* [WHAT YOU WILL DO]: Identify the lines containing the word "color". Copy each one.

Data entries for graphics
↓↓↓

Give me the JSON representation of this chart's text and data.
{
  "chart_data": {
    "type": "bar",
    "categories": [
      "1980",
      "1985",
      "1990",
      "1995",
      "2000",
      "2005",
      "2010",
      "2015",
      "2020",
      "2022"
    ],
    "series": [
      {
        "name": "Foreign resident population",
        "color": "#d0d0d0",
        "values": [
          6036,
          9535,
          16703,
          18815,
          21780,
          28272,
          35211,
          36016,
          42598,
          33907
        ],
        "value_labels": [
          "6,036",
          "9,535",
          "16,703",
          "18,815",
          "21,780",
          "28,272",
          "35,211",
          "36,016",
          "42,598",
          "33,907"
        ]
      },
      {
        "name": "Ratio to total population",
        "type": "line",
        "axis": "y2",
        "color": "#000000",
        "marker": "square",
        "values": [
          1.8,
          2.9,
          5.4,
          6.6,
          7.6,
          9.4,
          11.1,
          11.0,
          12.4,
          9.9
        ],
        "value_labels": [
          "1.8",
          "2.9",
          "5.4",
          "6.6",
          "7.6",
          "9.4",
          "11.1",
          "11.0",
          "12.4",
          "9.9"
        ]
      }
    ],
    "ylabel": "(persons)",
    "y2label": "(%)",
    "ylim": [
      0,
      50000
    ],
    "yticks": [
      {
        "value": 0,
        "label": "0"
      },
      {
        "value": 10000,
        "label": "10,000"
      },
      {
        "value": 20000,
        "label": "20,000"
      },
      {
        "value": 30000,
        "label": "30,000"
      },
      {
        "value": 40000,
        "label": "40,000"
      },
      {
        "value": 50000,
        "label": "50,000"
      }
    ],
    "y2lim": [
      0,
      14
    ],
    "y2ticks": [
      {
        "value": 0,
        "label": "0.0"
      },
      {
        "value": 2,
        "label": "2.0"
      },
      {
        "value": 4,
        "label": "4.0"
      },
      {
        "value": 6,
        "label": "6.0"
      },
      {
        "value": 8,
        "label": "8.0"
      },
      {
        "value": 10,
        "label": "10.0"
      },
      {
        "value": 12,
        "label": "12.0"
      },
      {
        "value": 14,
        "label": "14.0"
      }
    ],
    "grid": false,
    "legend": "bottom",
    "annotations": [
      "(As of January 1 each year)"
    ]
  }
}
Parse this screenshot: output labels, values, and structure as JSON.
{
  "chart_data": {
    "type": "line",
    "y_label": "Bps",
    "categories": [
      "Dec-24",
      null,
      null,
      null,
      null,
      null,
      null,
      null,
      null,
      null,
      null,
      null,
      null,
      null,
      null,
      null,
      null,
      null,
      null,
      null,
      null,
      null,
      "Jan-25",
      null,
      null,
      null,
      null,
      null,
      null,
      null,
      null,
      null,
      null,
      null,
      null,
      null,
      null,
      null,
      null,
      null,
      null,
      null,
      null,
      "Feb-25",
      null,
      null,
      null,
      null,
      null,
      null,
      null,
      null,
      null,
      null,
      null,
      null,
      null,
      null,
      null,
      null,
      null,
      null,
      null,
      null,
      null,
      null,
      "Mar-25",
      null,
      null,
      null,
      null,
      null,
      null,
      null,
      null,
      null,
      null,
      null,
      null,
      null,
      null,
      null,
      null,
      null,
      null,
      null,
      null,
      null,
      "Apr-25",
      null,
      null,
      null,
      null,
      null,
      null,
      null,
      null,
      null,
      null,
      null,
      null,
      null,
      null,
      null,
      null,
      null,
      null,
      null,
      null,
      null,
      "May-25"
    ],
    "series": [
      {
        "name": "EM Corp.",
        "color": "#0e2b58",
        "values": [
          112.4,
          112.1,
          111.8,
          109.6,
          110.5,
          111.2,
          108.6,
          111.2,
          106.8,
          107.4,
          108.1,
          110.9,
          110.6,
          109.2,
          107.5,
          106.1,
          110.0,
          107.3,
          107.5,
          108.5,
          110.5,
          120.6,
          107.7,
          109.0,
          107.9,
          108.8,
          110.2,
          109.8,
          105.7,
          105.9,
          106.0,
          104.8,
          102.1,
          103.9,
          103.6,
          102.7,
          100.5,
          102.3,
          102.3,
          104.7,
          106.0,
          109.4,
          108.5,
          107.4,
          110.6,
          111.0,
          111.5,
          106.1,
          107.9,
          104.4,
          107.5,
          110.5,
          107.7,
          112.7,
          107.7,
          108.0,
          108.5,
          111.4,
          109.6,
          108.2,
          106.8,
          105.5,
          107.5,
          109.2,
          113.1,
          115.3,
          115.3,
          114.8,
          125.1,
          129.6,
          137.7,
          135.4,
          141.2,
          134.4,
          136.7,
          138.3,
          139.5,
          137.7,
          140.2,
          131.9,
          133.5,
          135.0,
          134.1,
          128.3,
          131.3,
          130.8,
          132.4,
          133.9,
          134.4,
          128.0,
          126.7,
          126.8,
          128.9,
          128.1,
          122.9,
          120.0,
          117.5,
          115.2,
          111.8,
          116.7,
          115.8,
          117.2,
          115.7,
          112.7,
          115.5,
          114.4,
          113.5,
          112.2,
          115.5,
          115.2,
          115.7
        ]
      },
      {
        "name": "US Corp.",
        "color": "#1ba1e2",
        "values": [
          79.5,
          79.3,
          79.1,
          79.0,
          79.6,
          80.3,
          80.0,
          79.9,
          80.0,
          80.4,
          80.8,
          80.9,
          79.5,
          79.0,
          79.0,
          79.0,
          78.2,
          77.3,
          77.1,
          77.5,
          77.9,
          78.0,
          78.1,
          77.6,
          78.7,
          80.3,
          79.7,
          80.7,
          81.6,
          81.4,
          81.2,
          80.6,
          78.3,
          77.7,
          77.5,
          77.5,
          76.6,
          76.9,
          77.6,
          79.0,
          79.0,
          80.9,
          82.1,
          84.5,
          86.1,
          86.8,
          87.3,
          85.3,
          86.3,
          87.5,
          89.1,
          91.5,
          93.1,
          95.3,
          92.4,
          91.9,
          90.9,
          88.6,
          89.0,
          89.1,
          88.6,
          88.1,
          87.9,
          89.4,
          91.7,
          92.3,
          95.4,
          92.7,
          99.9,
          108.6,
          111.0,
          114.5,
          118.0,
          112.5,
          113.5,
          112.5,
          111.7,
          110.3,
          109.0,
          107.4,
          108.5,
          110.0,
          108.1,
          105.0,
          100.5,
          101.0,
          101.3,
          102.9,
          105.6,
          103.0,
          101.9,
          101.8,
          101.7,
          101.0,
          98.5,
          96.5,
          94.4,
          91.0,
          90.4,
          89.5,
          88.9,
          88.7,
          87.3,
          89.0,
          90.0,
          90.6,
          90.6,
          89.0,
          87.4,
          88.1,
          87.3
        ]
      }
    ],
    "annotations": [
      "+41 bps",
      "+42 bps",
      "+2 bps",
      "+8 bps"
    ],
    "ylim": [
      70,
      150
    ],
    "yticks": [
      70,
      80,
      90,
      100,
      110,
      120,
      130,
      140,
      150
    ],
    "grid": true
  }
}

↑↑↑

* [ANSWER TO THIS EXERCISE]:
        "color": "#d0d0d0",
        "color": "#000000",
        "color": "#0e2b58",
        "color": "#1ba1e2",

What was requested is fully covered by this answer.